Work to do:
Transcribe the records below exactly.

Extracted material:

* * * * * * *

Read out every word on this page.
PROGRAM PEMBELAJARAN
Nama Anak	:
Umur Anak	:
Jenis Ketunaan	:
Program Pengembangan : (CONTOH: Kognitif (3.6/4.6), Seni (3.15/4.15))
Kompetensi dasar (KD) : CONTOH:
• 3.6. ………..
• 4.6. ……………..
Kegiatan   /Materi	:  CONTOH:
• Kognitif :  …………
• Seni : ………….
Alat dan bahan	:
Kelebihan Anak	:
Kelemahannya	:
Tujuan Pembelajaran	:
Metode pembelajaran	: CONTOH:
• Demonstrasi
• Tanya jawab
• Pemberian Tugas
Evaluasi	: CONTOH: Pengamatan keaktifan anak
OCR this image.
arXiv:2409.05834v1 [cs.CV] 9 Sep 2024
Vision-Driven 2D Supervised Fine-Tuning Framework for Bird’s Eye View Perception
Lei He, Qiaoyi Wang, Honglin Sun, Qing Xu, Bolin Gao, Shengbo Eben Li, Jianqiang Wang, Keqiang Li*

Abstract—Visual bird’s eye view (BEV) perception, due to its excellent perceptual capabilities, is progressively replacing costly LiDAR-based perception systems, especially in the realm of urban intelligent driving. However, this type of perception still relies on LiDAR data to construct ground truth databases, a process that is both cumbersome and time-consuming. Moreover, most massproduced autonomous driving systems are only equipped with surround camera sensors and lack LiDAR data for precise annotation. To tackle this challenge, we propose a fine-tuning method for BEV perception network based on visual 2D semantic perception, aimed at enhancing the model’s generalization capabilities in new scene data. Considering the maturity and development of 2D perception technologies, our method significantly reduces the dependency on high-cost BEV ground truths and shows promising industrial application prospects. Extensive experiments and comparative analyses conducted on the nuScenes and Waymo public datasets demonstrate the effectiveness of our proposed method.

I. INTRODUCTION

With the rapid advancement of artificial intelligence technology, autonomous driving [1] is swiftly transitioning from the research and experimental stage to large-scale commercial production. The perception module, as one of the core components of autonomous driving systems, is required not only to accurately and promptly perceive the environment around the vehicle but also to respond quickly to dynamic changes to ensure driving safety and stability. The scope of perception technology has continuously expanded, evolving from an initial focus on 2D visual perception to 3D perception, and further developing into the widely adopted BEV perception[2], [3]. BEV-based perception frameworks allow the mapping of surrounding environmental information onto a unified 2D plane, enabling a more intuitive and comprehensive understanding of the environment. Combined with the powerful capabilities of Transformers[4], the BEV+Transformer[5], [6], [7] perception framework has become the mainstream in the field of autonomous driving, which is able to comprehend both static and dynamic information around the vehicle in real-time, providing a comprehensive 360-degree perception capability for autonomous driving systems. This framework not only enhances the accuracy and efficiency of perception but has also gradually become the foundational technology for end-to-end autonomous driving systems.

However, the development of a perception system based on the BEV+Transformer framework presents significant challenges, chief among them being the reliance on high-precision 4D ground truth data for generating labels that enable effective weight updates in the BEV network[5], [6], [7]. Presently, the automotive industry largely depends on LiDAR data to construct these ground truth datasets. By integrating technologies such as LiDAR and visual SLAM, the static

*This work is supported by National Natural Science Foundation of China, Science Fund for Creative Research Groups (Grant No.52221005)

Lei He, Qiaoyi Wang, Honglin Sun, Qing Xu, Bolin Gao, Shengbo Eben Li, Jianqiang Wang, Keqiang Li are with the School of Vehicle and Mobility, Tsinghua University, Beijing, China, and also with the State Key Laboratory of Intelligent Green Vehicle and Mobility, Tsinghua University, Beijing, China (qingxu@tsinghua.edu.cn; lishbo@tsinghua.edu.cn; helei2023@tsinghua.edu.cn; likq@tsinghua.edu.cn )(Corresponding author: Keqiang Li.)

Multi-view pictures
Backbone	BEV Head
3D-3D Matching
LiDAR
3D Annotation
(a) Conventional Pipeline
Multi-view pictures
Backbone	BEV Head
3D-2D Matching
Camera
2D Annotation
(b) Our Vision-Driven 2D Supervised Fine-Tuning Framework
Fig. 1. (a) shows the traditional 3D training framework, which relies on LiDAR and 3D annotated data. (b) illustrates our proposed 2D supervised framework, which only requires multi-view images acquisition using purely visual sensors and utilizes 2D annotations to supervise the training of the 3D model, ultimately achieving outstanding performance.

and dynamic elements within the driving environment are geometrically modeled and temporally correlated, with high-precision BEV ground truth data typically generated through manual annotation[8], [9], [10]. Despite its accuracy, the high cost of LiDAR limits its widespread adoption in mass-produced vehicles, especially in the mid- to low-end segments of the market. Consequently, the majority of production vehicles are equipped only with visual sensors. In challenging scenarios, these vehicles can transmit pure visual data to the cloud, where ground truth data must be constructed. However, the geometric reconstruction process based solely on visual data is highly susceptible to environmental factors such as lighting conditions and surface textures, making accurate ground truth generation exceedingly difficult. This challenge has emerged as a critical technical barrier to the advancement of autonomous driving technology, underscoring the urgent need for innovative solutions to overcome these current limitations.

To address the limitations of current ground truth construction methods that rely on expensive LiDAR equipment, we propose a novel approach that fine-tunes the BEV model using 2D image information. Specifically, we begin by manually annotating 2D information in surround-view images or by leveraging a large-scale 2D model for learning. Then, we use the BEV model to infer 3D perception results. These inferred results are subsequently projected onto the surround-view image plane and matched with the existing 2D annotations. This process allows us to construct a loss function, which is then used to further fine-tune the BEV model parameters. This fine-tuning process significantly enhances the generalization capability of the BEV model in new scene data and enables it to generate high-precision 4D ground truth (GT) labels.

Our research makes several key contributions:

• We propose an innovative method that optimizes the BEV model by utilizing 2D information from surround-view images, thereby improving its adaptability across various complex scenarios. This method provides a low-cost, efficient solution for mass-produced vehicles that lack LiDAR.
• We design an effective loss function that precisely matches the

* * * * * * *

Task solution:
Read out every word on this page.
PROGRAM PEMBELAJARAN
Nama Anak	:
Umur Anak	:
Jenis Ketunaan	:
Program Pengembangan : (CONTOH: Kognitif (3.6/4.6), Seni (3.15/4.15))
Kompetensi dasar (KD) : CONTOH:
• 3.6. ………..
• 4.6. ……………..
Kegiatan   /Materi	:  CONTOH:
• Kognitif :  …………
• Seni : ………….
Alat dan bahan	:
Kelebihan Anak	:
Kelemahannya	:
Tujuan Pembelajaran	:
Metode pembelajaran	: CONTOH:
• Demonstrasi
• Tanya jawab
• Pemberian Tugas
Evaluasi	: CONTOH: Pengamatan keaktifan anak
OCR this image.
arXiv:2409.05834v1 [cs.CV] 9 Sep 2024
Vision-Driven 2D Supervised Fine-Tuning Framework for Bird’s Eye View Perception
Lei He, Qiaoyi Wang, Honglin Sun, Qing Xu, Bolin Gao, Shengbo Eben Li, Jianqiang Wang, Keqiang Li*

Abstract—Visual bird’s eye view (BEV) perception, due to its excellent perceptual capabilities, is progressively replacing costly LiDAR-based perception systems, especially in the realm of urban intelligent driving. However, this type of perception still relies on LiDAR data to construct ground truth databases, a process that is both cumbersome and time-consuming. Moreover, most massproduced autonomous driving systems are only equipped with surround camera sensors and lack LiDAR data for precise annotation. To tackle this challenge, we propose a fine-tuning method for BEV perception network based on visual 2D semantic perception, aimed at enhancing the model’s generalization capabilities in new scene data. Considering the maturity and development of 2D perception technologies, our method significantly reduces the dependency on high-cost BEV ground truths and shows promising industrial application prospects. Extensive experiments and comparative analyses conducted on the nuScenes and Waymo public datasets demonstrate the effectiveness of our proposed method.

I. INTRODUCTION

With the rapid advancement of artificial intelligence technology, autonomous driving [1] is swiftly transitioning from the research and experimental stage to large-scale commercial production. The perception module, as one of the core components of autonomous driving systems, is required not only to accurately and promptly perceive the environment around the vehicle but also to respond quickly to dynamic changes to ensure driving safety and stability. The scope of perception technology has continuously expanded, evolving from an initial focus on 2D visual perception to 3D perception, and further developing into the widely adopted BEV perception[2], [3]. BEV-based perception frameworks allow the mapping of surrounding environmental information onto a unified 2D plane, enabling a more intuitive and comprehensive understanding of the environment. Combined with the powerful capabilities of Transformers[4], the BEV+Transformer[5], [6], [7] perception framework has become the mainstream in the field of autonomous driving, which is able to comprehend both static and dynamic information around the vehicle in real-time, providing a comprehensive 360-degree perception capability for autonomous driving systems. This framework not only enhances the accuracy and efficiency of perception but has also gradually become the foundational technology for end-to-end autonomous driving systems.

However, the development of a perception system based on the BEV+Transformer framework presents significant challenges, chief among them being the reliance on high-precision 4D ground truth data for generating labels that enable effective weight updates in the BEV network[5], [6], [7]. Presently, the automotive industry largely depends on LiDAR data to construct these ground truth datasets. By integrating technologies such as LiDAR and visual SLAM, the static

*This work is supported by National Natural Science Foundation of China, Science Fund for Creative Research Groups (Grant No.52221005)

Lei He, Qiaoyi Wang, Honglin Sun, Qing Xu, Bolin Gao, Shengbo Eben Li, Jianqiang Wang, Keqiang Li are with the School of Vehicle and Mobility, Tsinghua University, Beijing, China, and also with the State Key Laboratory of Intelligent Green Vehicle and Mobility, Tsinghua University, Beijing, China (qingxu@tsinghua.edu.cn; lishbo@tsinghua.edu.cn; helei2023@tsinghua.edu.cn; likq@tsinghua.edu.cn )(Corresponding author: Keqiang Li.)

Multi-view pictures
Backbone	BEV Head
3D-3D Matching
LiDAR
3D Annotation
(a) Conventional Pipeline
Multi-view pictures
Backbone	BEV Head
3D-2D Matching
Camera
2D Annotation
(b) Our Vision-Driven 2D Supervised Fine-Tuning Framework
Fig. 1. (a) shows the traditional 3D training framework, which relies on LiDAR and 3D annotated data. (b) illustrates our proposed 2D supervised framework, which only requires multi-view images acquisition using purely visual sensors and utilizes 2D annotations to supervise the training of the 3D model, ultimately achieving outstanding performance.

and dynamic elements within the driving environment are geometrically modeled and temporally correlated, with high-precision BEV ground truth data typically generated through manual annotation[8], [9], [10]. Despite its accuracy, the high cost of LiDAR limits its widespread adoption in mass-produced vehicles, especially in the mid- to low-end segments of the market. Consequently, the majority of production vehicles are equipped only with visual sensors. In challenging scenarios, these vehicles can transmit pure visual data to the cloud, where ground truth data must be constructed. However, the geometric reconstruction process based solely on visual data is highly susceptible to environmental factors such as lighting conditions and surface textures, making accurate ground truth generation exceedingly difficult. This challenge has emerged as a critical technical barrier to the advancement of autonomous driving technology, underscoring the urgent need for innovative solutions to overcome these current limitations.

To address the limitations of current ground truth construction methods that rely on expensive LiDAR equipment, we propose a novel approach that fine-tunes the BEV model using 2D image information. Specifically, we begin by manually annotating 2D information in surround-view images or by leveraging a large-scale 2D model for learning. Then, we use the BEV model to infer 3D perception results. These inferred results are subsequently projected onto the surround-view image plane and matched with the existing 2D annotations. This process allows us to construct a loss function, which is then used to further fine-tune the BEV model parameters. This fine-tuning process significantly enhances the generalization capability of the BEV model in new scene data and enables it to generate high-precision 4D ground truth (GT) labels.

Our research makes several key contributions:

• We propose an innovative method that optimizes the BEV model by utilizing 2D information from surround-view images, thereby improving its adaptability across various complex scenarios. This method provides a low-cost, efficient solution for mass-produced vehicles that lack LiDAR.
• We design an effective loss function that precisely matches the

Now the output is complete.